***** RECORDS FOR THIS EXERCISE *****
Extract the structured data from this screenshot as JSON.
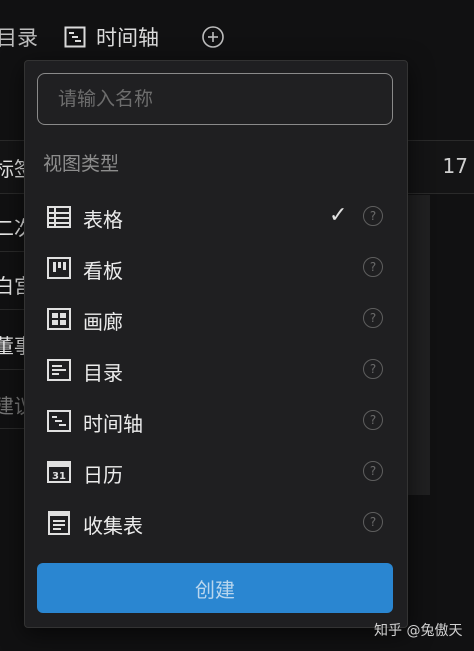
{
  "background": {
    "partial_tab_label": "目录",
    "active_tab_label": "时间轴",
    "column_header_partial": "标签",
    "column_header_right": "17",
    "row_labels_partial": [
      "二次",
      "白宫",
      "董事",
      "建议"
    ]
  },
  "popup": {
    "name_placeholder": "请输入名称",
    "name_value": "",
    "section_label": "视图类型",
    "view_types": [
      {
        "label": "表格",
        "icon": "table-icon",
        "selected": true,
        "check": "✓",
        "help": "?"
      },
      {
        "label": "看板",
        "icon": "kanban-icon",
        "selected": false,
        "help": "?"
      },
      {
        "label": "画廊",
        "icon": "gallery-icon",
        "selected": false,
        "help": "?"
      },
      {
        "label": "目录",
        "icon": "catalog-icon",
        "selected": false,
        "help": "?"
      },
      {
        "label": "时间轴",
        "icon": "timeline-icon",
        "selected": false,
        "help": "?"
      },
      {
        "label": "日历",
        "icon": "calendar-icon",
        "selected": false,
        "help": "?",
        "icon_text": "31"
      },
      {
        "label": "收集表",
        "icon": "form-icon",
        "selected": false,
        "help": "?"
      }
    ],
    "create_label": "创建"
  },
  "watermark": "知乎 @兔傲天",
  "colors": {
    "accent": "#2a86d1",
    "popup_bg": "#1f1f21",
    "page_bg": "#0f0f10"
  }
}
*****
***** RECORDS FOR THIS EXERCISE *****
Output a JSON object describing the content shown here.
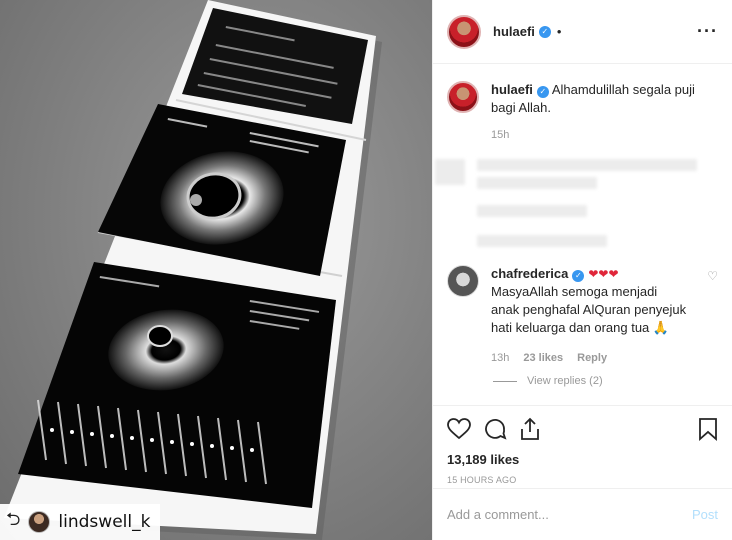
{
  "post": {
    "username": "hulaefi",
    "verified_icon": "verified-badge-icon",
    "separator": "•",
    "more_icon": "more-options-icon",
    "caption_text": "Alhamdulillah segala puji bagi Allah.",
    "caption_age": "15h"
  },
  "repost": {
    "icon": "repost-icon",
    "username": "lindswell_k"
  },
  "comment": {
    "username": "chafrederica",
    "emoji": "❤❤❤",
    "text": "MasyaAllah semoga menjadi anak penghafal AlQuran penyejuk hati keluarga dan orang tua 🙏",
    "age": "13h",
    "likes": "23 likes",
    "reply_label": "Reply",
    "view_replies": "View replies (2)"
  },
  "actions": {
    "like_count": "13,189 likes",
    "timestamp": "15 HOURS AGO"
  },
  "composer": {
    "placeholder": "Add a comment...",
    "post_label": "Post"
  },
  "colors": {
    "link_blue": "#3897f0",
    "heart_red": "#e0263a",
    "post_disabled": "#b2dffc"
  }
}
*****
• _EXERCISE DESCRIPTION_
From the entries above, return each line with the word "JSON" in it.

• _PROBLEM SOLUTION_
Extract the structured data from this screenshot as JSON.
Output a JSON object describing the content shown here.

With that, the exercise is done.